_DATA SUPPLIED:_
^^^^^^^^
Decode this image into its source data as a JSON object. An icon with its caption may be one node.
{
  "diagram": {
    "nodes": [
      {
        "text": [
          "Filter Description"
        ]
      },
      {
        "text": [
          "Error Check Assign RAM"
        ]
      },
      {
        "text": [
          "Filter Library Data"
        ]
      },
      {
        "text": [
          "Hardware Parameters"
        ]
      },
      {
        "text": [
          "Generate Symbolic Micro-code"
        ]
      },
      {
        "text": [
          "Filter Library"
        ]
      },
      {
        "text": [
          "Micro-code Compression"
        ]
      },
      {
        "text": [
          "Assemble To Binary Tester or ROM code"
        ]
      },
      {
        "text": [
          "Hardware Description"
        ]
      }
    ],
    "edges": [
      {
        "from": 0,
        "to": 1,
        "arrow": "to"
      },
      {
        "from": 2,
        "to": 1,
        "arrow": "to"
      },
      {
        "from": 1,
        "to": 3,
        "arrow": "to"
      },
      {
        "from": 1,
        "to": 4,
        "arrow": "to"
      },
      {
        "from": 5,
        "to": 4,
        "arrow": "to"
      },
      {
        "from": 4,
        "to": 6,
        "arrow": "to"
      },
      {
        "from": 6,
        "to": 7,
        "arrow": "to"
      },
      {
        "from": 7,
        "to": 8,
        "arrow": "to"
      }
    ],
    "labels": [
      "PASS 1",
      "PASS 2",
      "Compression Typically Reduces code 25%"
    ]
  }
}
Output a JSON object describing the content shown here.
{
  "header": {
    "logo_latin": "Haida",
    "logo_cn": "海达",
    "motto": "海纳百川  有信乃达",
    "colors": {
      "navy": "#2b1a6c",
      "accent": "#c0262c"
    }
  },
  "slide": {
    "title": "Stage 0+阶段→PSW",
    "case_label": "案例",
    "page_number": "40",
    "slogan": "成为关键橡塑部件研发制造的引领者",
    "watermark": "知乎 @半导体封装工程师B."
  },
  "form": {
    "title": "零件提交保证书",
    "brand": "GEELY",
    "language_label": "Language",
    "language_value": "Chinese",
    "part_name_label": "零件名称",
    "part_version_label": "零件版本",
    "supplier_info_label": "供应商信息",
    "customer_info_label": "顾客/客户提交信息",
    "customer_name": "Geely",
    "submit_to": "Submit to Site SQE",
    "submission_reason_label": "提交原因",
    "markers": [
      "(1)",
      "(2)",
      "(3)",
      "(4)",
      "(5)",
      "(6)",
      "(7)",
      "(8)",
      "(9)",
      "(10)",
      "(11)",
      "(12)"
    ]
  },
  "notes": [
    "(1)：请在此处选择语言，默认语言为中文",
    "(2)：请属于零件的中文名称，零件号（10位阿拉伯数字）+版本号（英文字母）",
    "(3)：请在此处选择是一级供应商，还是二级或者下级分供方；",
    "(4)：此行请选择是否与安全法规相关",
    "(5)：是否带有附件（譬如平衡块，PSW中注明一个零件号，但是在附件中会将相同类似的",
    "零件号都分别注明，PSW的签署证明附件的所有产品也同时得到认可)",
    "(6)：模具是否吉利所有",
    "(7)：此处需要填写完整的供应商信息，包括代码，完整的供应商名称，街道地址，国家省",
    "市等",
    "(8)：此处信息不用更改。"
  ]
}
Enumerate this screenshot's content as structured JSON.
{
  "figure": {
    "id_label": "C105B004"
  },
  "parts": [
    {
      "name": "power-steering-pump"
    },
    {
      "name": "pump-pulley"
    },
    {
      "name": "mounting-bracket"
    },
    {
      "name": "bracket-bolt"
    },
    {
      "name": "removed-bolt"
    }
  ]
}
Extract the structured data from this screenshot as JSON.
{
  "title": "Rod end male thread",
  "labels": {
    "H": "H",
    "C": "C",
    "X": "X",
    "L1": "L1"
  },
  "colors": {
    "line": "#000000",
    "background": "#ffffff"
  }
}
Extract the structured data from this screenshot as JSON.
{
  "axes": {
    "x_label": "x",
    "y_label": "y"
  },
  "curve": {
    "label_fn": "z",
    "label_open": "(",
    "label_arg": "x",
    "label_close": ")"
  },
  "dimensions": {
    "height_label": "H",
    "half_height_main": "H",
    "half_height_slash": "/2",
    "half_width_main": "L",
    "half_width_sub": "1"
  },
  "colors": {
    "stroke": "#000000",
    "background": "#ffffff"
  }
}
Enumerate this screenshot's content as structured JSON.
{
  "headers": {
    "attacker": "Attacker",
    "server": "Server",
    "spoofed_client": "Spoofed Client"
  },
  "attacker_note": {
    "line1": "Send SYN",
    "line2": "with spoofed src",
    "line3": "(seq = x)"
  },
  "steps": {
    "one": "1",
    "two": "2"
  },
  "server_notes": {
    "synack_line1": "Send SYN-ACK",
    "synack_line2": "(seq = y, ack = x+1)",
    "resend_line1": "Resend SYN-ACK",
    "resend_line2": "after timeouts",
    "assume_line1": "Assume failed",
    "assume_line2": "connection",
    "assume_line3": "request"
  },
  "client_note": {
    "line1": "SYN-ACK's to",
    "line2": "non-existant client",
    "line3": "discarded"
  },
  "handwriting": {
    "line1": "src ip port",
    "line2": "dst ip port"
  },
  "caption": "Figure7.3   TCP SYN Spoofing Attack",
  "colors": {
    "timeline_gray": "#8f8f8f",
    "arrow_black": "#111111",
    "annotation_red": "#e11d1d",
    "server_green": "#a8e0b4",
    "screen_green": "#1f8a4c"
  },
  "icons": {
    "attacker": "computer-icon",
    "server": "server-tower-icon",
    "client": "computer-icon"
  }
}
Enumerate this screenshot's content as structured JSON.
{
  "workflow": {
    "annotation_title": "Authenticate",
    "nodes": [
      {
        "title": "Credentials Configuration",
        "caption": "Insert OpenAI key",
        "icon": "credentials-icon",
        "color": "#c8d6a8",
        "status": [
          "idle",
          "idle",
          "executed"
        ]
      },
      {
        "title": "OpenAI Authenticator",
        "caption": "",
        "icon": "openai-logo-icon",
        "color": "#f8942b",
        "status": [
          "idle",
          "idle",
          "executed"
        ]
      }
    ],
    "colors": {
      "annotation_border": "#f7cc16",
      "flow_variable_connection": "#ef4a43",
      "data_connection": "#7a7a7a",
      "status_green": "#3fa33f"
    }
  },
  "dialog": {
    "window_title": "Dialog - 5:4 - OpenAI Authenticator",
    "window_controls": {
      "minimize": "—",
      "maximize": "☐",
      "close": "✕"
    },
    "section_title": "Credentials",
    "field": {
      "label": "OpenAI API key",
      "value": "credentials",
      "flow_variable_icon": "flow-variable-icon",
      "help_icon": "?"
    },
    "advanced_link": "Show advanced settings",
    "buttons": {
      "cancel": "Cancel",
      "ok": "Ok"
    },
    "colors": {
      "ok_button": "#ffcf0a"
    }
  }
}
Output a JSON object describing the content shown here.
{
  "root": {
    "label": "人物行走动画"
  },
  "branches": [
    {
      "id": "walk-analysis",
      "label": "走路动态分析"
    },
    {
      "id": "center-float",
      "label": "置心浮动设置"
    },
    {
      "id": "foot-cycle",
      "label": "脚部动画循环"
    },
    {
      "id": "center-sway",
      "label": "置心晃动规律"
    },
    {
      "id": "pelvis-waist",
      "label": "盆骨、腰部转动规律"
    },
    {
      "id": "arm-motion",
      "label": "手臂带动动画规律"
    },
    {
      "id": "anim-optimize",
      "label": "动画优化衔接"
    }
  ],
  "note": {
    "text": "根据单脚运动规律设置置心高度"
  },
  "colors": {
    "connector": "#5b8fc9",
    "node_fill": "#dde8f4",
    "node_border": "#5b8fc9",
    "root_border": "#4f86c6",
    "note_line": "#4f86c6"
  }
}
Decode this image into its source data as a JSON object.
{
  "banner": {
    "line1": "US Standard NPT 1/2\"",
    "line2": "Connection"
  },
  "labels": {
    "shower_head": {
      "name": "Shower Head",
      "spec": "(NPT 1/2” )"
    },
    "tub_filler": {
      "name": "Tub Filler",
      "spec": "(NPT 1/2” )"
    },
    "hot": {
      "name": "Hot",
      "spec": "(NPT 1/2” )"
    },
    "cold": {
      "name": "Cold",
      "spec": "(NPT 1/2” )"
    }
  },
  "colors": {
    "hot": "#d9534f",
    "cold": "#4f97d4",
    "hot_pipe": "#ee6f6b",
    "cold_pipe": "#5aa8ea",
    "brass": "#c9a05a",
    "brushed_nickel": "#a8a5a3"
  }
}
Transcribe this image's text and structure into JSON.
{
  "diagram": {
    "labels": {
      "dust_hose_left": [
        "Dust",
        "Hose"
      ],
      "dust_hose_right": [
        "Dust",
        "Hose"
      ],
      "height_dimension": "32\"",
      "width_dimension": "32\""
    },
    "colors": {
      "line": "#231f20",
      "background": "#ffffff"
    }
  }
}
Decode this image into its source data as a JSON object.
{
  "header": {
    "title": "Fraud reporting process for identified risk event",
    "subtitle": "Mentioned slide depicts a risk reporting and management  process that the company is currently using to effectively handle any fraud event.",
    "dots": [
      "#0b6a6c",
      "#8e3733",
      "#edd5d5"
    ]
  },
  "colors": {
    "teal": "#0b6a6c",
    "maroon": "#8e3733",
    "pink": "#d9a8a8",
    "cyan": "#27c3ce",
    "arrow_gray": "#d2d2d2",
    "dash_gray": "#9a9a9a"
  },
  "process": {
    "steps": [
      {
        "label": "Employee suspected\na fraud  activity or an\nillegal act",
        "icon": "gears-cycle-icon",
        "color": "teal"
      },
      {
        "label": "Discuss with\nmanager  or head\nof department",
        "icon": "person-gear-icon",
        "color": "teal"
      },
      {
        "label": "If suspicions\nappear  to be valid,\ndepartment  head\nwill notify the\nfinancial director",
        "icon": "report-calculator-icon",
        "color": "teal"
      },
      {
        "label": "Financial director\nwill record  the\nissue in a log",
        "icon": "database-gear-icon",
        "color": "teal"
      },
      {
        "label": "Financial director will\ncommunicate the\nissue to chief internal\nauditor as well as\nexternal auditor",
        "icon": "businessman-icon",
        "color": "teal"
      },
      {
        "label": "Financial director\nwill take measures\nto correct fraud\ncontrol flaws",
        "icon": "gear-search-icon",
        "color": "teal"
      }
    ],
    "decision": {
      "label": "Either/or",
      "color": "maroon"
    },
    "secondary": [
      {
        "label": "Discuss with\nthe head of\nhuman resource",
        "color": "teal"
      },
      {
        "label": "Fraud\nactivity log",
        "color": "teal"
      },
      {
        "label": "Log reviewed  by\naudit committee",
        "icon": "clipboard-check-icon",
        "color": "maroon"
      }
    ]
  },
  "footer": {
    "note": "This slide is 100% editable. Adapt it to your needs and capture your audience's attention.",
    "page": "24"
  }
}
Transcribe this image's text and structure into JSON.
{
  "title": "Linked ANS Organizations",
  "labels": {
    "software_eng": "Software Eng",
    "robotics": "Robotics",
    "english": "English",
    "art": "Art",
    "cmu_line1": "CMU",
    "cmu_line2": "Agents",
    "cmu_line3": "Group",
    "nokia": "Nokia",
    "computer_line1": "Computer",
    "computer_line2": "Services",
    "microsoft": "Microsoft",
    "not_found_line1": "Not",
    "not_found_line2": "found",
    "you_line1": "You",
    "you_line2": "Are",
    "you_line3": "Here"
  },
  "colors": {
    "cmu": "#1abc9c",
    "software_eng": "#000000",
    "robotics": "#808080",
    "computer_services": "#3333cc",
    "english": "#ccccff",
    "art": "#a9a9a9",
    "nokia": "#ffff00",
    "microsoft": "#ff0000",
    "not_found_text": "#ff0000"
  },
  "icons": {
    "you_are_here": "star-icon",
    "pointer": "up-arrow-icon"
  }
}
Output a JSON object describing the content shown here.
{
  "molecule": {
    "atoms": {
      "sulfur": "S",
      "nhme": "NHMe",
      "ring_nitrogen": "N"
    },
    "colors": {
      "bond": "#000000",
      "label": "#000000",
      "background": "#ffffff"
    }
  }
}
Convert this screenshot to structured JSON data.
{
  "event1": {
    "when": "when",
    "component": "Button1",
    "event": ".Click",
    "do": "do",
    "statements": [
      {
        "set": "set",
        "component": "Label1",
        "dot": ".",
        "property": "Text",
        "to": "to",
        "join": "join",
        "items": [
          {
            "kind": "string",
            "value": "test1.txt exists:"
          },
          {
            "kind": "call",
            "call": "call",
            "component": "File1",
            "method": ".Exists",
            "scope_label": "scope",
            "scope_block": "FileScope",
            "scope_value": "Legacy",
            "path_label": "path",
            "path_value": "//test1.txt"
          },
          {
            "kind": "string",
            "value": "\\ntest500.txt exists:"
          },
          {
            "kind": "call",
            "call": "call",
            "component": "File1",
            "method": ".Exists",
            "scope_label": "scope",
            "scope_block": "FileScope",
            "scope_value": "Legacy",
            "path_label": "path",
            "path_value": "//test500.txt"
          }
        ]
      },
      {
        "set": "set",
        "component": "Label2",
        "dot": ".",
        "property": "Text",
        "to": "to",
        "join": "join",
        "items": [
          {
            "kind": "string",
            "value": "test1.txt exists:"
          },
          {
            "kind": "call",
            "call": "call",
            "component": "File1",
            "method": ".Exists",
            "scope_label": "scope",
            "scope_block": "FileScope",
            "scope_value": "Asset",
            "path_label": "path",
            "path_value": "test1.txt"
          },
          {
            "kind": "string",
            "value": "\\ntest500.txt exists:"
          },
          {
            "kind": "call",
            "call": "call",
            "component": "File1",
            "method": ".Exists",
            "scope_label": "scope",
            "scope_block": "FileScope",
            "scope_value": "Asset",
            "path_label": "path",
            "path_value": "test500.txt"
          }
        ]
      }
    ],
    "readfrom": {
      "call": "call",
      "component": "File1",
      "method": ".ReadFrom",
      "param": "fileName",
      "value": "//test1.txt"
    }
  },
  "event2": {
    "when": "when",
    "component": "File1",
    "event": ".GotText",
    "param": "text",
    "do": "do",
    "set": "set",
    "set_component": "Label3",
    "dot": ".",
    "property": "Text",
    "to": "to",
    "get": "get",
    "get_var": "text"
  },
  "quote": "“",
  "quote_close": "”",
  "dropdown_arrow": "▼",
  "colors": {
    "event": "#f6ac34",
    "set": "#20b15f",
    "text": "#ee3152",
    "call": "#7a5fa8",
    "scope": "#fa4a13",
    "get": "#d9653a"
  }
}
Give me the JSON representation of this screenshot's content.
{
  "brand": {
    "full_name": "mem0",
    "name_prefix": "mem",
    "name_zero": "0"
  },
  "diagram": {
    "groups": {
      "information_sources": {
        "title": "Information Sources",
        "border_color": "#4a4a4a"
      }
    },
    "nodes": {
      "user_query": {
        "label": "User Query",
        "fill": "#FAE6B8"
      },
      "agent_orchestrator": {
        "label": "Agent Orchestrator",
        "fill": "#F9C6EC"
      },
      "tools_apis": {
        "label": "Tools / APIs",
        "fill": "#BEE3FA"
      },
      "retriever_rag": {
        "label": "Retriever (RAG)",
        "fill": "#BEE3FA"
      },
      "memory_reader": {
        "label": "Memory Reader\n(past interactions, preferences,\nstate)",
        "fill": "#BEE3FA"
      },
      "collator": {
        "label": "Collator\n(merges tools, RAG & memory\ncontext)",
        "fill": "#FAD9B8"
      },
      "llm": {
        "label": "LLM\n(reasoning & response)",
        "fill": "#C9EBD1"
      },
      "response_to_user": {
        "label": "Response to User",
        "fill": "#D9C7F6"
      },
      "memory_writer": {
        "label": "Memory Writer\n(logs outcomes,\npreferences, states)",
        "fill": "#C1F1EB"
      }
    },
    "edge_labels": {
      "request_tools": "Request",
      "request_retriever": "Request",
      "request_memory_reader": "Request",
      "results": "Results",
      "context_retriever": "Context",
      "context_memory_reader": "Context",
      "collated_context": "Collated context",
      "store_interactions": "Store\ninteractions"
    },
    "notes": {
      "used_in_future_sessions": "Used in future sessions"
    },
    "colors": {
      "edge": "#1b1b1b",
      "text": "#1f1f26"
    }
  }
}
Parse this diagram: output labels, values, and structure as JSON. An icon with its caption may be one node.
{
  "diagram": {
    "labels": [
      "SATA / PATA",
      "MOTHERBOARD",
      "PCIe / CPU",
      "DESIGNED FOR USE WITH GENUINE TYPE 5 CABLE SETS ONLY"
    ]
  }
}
^^^^^^^^
_WORK TO COMPLETE:_ Select the lines that carry the string "reporting" and copy them.

_OUTPUT BELOW:_
    "title": "Fraud reporting process for identified risk event",
    "subtitle": "Mentioned slide depicts a risk reporting and management  process that the company is currently using to effectively handle any fraud event.",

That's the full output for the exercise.